>>

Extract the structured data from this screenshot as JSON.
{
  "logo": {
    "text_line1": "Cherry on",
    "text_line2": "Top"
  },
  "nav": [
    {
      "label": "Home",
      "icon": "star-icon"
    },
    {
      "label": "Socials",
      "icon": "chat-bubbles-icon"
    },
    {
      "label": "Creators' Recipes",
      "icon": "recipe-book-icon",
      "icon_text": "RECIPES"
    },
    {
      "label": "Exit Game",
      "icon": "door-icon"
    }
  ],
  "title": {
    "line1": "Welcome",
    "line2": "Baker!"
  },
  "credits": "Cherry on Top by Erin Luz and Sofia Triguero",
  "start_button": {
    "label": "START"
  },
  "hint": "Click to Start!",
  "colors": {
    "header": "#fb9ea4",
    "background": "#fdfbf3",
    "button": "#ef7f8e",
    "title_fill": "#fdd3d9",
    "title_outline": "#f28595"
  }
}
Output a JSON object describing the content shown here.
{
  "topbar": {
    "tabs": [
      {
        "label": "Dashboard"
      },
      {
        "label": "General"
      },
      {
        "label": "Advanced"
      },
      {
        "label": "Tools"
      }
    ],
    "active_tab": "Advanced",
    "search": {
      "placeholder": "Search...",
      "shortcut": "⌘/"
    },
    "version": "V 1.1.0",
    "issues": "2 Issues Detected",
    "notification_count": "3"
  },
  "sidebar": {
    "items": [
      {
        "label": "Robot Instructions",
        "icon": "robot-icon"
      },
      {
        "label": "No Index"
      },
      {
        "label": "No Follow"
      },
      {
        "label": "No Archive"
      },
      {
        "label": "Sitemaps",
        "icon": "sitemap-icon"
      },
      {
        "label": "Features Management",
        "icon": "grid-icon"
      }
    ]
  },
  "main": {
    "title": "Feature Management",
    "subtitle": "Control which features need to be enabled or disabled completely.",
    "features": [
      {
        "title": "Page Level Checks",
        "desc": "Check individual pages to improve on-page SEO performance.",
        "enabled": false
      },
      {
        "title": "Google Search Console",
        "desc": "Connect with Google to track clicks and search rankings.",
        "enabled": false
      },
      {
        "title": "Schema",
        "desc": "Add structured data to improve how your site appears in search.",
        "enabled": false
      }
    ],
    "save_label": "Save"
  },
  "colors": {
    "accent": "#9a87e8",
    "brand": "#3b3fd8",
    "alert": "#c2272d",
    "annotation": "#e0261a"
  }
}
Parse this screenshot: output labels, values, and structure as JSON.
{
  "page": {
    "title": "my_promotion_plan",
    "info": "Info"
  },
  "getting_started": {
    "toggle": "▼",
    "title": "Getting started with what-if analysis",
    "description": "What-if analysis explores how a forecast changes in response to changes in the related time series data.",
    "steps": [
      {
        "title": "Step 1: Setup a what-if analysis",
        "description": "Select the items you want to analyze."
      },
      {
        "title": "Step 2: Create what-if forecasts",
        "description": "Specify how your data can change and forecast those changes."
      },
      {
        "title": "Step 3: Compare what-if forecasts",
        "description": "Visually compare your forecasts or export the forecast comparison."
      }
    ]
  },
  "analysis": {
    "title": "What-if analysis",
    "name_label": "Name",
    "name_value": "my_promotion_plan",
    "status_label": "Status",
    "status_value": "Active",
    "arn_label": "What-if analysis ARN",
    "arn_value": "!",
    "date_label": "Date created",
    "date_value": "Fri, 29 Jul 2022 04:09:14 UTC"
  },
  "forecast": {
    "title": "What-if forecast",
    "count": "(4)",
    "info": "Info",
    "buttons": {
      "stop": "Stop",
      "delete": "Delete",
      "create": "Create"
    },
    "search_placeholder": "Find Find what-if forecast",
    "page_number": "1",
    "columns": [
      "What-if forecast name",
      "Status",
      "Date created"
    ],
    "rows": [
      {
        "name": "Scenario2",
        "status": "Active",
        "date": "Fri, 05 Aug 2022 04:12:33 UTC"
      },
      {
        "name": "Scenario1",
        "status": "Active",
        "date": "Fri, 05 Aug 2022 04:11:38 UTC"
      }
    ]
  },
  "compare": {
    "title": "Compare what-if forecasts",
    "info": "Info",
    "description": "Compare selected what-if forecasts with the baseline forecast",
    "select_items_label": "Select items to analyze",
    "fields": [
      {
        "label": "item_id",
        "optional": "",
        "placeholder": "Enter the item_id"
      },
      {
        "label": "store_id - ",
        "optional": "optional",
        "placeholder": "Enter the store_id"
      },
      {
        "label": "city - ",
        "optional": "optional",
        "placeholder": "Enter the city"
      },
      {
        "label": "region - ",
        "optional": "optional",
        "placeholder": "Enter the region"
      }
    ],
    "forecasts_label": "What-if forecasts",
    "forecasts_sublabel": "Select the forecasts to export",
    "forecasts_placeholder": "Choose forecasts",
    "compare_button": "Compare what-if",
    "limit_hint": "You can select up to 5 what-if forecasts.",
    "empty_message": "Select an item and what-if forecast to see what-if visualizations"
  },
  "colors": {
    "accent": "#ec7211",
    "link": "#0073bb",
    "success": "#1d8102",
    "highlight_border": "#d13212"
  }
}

<<

▶ **SHORT TASK**: Your task is to repeat the data exactly; please include every line.

▶ **SOLUTION FOR THIS PROBLEM**:
Extract the structured data from this screenshot as JSON.
{
  "logo": {
    "text_line1": "Cherry on",
    "text_line2": "Top"
  },
  "nav": [
    {
      "label": "Home",
      "icon": "star-icon"
    },
    {
      "label": "Socials",
      "icon": "chat-bubbles-icon"
    },
    {
      "label": "Creators' Recipes",
      "icon": "recipe-book-icon",
      "icon_text": "RECIPES"
    },
    {
      "label": "Exit Game",
      "icon": "door-icon"
    }
  ],
  "title": {
    "line1": "Welcome",
    "line2": "Baker!"
  },
  "credits": "Cherry on Top by Erin Luz and Sofia Triguero",
  "start_button": {
    "label": "START"
  },
  "hint": "Click to Start!",
  "colors": {
    "header": "#fb9ea4",
    "background": "#fdfbf3",
    "button": "#ef7f8e",
    "title_fill": "#fdd3d9",
    "title_outline": "#f28595"
  }
}
Output a JSON object describing the content shown here.
{
  "topbar": {
    "tabs": [
      {
        "label": "Dashboard"
      },
      {
        "label": "General"
      },
      {
        "label": "Advanced"
      },
      {
        "label": "Tools"
      }
    ],
    "active_tab": "Advanced",
    "search": {
      "placeholder": "Search...",
      "shortcut": "⌘/"
    },
    "version": "V 1.1.0",
    "issues": "2 Issues Detected",
    "notification_count": "3"
  },
  "sidebar": {
    "items": [
      {
        "label": "Robot Instructions",
        "icon": "robot-icon"
      },
      {
        "label": "No Index"
      },
      {
        "label": "No Follow"
      },
      {
        "label": "No Archive"
      },
      {
        "label": "Sitemaps",
        "icon": "sitemap-icon"
      },
      {
        "label": "Features Management",
        "icon": "grid-icon"
      }
    ]
  },
  "main": {
    "title": "Feature Management",
    "subtitle": "Control which features need to be enabled or disabled completely.",
    "features": [
      {
        "title": "Page Level Checks",
        "desc": "Check individual pages to improve on-page SEO performance.",
        "enabled": false
      },
      {
        "title": "Google Search Console",
        "desc": "Connect with Google to track clicks and search rankings.",
        "enabled": false
      },
      {
        "title": "Schema",
        "desc": "Add structured data to improve how your site appears in search.",
        "enabled": false
      }
    ],
    "save_label": "Save"
  },
  "colors": {
    "accent": "#9a87e8",
    "brand": "#3b3fd8",
    "alert": "#c2272d",
    "annotation": "#e0261a"
  }
}
Parse this screenshot: output labels, values, and structure as JSON.
{
  "page": {
    "title": "my_promotion_plan",
    "info": "Info"
  },
  "getting_started": {
    "toggle": "▼",
    "title": "Getting started with what-if analysis",
    "description": "What-if analysis explores how a forecast changes in response to changes in the related time series data.",
    "steps": [
      {
        "title": "Step 1: Setup a what-if analysis",
        "description": "Select the items you want to analyze."
      },
      {
        "title": "Step 2: Create what-if forecasts",
        "description": "Specify how your data can change and forecast those changes."
      },
      {
        "title": "Step 3: Compare what-if forecasts",
        "description": "Visually compare your forecasts or export the forecast comparison."
      }
    ]
  },
  "analysis": {
    "title": "What-if analysis",
    "name_label": "Name",
    "name_value": "my_promotion_plan",
    "status_label": "Status",
    "status_value": "Active",
    "arn_label": "What-if analysis ARN",
    "arn_value": "!",
    "date_label": "Date created",
    "date_value": "Fri, 29 Jul 2022 04:09:14 UTC"
  },
  "forecast": {
    "title": "What-if forecast",
    "count": "(4)",
    "info": "Info",
    "buttons": {
      "stop": "Stop",
      "delete": "Delete",
      "create": "Create"
    },
    "search_placeholder": "Find Find what-if forecast",
    "page_number": "1",
    "columns": [
      "What-if forecast name",
      "Status",
      "Date created"
    ],
    "rows": [
      {
        "name": "Scenario2",
        "status": "Active",
        "date": "Fri, 05 Aug 2022 04:12:33 UTC"
      },
      {
        "name": "Scenario1",
        "status": "Active",
        "date": "Fri, 05 Aug 2022 04:11:38 UTC"
      }
    ]
  },
  "compare": {
    "title": "Compare what-if forecasts",
    "info": "Info",
    "description": "Compare selected what-if forecasts with the baseline forecast",
    "select_items_label": "Select items to analyze",
    "fields": [
      {
        "label": "item_id",
        "optional": "",
        "placeholder": "Enter the item_id"
      },
      {
        "label": "store_id - ",
        "optional": "optional",
        "placeholder": "Enter the store_id"
      },
      {
        "label": "city - ",
        "optional": "optional",
        "placeholder": "Enter the city"
      },
      {
        "label": "region - ",
        "optional": "optional",
        "placeholder": "Enter the region"
      }
    ],
    "forecasts_label": "What-if forecasts",
    "forecasts_sublabel": "Select the forecasts to export",
    "forecasts_placeholder": "Choose forecasts",
    "compare_button": "Compare what-if",
    "limit_hint": "You can select up to 5 what-if forecasts.",
    "empty_message": "Select an item and what-if forecast to see what-if visualizations"
  },
  "colors": {
    "accent": "#ec7211",
    "link": "#0073bb",
    "success": "#1d8102",
    "highlight_border": "#d13212"
  }
}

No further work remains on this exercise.